_GOAL:_ Every line that contains the word "ylabel" should be copied out.

_EXERCISE INPUTS:_
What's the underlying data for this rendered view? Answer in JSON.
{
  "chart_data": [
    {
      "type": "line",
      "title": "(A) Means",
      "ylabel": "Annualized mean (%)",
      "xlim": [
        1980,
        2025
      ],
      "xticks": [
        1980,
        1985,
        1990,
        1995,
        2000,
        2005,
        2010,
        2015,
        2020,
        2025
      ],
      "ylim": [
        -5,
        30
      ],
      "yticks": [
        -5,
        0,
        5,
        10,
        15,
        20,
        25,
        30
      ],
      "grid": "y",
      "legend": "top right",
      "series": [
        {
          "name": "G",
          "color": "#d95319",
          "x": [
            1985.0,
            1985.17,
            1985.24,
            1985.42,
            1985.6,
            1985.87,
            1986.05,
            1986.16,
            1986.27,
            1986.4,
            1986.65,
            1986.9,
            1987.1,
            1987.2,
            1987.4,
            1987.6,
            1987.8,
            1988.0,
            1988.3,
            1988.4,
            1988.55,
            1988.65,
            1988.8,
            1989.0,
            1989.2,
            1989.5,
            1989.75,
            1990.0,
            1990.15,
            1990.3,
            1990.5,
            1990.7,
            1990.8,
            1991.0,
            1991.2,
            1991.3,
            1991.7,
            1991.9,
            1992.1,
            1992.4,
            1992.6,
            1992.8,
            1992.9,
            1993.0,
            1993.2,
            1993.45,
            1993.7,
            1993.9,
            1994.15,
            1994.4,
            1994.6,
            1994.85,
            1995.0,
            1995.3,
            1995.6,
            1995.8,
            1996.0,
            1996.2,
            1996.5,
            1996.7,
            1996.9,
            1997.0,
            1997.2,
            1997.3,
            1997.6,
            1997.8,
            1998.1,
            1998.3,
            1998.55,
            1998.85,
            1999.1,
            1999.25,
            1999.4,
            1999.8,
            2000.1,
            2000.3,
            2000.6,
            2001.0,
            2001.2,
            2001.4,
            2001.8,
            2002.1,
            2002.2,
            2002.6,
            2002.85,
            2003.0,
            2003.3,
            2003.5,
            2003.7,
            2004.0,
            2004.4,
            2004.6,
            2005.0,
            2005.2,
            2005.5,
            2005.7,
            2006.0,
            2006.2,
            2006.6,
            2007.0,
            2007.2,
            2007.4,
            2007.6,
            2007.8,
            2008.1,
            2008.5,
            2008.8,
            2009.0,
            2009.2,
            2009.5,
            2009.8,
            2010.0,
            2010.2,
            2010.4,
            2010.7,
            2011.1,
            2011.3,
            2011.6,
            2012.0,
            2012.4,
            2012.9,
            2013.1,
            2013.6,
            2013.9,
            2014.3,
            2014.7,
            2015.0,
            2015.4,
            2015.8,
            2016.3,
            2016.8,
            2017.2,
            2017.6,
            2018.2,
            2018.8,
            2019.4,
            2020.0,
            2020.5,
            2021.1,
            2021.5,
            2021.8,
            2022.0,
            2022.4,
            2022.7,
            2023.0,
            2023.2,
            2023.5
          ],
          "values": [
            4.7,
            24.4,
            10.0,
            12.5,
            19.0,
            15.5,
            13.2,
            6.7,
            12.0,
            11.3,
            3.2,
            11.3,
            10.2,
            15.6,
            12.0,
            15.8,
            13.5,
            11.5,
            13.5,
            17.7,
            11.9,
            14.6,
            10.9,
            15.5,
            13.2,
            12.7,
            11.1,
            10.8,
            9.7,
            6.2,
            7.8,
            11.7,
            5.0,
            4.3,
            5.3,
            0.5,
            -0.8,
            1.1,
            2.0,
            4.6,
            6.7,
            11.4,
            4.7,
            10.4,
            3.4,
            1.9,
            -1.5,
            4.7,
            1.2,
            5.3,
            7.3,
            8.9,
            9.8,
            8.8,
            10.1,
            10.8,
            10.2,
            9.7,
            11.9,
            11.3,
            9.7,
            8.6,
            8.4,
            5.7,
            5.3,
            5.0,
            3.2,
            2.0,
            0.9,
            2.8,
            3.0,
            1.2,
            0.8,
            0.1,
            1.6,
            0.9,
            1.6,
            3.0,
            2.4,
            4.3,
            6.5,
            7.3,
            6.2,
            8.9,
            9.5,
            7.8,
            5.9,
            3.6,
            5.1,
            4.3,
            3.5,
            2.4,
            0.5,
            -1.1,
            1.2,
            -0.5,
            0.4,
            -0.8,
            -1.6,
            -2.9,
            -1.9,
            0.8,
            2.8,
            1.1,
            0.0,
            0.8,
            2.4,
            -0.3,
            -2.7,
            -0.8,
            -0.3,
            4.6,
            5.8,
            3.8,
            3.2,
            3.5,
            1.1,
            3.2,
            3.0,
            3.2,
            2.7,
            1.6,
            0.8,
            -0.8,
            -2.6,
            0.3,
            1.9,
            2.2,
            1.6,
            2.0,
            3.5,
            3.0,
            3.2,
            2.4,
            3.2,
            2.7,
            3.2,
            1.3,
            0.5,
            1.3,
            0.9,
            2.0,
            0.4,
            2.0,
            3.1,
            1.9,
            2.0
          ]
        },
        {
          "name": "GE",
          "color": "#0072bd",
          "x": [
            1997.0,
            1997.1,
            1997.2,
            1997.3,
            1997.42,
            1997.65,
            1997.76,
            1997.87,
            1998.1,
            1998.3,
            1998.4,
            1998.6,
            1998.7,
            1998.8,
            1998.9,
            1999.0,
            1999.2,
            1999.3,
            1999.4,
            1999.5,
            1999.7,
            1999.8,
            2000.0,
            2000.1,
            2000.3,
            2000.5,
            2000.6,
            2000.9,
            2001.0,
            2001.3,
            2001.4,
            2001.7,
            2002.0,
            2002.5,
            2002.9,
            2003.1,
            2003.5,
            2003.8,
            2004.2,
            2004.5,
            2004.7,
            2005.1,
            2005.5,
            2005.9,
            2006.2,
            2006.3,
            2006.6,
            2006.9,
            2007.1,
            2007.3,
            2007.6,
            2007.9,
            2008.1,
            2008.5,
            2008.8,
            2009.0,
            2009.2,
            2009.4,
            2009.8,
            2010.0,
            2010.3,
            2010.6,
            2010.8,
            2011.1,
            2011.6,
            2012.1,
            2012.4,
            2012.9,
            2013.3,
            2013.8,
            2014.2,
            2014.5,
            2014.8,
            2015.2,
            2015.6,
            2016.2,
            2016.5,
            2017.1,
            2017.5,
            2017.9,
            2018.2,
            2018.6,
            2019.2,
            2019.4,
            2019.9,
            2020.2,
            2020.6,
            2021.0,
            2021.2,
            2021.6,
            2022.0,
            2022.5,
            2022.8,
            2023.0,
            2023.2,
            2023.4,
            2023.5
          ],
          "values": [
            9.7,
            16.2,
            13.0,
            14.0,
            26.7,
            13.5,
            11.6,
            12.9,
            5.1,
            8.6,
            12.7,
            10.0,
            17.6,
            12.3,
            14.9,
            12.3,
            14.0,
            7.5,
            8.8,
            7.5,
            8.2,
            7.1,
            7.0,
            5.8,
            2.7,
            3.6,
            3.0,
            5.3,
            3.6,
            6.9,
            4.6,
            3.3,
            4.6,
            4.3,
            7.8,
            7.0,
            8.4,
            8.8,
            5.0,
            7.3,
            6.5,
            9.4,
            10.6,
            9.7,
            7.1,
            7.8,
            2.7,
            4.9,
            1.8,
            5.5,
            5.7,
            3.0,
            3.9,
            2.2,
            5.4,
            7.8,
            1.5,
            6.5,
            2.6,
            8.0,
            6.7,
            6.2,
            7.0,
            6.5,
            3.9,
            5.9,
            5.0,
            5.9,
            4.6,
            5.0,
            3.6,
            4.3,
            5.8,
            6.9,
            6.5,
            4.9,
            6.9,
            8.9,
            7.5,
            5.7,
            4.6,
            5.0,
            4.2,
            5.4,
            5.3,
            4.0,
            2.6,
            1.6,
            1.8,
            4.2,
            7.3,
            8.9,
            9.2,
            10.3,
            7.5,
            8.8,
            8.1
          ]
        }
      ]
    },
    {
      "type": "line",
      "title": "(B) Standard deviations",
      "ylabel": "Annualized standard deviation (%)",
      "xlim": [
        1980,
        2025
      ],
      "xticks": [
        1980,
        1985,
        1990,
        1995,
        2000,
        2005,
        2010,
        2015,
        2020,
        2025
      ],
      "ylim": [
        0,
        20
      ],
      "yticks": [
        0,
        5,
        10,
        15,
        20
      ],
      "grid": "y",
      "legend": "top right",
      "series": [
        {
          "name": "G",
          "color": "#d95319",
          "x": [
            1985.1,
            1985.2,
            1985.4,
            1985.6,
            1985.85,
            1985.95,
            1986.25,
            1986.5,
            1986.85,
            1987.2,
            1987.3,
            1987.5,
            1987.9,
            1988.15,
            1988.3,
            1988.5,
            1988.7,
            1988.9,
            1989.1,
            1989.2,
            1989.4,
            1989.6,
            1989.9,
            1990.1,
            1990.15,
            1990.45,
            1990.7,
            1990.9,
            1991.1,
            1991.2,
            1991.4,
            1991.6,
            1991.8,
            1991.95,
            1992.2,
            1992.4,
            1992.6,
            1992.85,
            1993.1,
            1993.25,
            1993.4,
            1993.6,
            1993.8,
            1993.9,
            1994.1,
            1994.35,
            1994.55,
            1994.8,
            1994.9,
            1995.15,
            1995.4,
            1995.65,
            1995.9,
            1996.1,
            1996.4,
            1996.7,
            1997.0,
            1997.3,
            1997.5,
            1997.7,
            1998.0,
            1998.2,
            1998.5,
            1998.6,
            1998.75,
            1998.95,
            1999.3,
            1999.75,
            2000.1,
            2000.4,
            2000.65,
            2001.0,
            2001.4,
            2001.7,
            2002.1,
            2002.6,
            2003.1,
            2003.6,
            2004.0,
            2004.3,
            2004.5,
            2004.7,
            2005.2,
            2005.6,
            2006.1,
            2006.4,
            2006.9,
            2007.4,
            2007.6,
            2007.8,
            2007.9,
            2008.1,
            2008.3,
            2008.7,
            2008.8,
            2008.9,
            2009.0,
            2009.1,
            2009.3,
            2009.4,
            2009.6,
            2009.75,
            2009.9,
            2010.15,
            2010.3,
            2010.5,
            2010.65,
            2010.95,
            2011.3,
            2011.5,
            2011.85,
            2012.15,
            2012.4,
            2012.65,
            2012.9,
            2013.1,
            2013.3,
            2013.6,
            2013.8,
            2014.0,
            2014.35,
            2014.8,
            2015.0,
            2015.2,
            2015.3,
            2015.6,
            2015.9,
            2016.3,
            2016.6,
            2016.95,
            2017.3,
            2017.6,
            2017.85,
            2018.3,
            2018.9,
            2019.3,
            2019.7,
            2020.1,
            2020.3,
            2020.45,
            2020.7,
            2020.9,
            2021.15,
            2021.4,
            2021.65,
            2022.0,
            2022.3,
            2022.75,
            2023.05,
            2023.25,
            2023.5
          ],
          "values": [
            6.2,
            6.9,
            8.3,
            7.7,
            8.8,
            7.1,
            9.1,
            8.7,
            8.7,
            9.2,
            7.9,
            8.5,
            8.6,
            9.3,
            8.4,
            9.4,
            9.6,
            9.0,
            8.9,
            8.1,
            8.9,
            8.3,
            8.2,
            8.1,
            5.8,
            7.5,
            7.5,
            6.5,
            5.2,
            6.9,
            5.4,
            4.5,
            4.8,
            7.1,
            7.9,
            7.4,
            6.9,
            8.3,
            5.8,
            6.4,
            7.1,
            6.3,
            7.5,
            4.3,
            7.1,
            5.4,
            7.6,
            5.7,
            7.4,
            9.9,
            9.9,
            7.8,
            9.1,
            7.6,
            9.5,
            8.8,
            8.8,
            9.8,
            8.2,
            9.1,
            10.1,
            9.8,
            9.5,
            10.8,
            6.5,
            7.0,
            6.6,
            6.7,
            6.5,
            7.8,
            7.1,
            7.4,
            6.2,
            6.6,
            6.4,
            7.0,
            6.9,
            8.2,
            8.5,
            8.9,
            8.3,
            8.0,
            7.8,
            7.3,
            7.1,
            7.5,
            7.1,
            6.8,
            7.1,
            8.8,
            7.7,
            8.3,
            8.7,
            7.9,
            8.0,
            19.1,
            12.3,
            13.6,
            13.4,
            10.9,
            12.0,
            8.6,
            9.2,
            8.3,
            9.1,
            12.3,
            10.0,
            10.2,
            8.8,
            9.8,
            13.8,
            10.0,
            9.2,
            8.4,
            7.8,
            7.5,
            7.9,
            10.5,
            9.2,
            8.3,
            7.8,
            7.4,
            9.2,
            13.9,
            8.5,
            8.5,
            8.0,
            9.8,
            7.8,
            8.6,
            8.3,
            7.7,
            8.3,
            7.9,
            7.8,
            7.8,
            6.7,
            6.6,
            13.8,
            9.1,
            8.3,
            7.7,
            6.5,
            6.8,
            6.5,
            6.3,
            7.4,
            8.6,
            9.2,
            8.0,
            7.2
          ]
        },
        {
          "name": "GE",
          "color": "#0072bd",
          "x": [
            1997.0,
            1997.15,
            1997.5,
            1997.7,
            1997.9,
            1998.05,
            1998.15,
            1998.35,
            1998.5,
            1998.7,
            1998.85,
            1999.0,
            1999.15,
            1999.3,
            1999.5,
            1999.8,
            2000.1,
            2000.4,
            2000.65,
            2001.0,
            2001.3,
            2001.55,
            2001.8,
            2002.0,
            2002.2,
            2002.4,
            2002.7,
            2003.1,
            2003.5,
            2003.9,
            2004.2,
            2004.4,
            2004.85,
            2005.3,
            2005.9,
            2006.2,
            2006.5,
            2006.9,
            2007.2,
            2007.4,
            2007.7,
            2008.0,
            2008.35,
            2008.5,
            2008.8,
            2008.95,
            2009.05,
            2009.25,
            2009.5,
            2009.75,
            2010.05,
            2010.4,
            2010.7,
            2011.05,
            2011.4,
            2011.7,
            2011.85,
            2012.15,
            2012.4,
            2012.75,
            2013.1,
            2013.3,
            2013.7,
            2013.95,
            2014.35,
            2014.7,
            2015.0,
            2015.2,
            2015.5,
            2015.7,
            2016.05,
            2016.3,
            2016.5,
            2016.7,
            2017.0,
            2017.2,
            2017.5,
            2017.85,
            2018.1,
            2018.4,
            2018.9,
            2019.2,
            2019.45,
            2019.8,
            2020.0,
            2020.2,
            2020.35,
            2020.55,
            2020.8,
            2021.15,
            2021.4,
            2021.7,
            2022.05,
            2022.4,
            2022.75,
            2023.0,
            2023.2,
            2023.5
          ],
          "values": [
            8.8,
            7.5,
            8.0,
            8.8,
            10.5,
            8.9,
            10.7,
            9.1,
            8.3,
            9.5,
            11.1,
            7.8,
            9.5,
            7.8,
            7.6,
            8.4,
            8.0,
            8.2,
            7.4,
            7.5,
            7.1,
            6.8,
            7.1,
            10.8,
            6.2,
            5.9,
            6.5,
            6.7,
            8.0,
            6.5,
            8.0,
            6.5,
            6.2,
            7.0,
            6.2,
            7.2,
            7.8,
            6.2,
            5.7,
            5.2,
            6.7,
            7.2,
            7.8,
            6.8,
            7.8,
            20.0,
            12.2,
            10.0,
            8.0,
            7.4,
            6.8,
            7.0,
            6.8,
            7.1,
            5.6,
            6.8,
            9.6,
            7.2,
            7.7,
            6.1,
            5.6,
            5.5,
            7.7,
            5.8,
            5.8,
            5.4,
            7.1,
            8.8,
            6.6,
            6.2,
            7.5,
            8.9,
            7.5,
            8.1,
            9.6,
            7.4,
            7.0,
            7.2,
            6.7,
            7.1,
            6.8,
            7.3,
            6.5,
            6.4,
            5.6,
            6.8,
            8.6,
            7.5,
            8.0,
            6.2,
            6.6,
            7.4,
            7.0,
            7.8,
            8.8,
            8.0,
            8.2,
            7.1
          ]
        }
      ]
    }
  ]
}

_SOLUTION:_
      "ylabel": "Annualized mean (%)",
      "ylabel": "Annualized standard deviation (%)",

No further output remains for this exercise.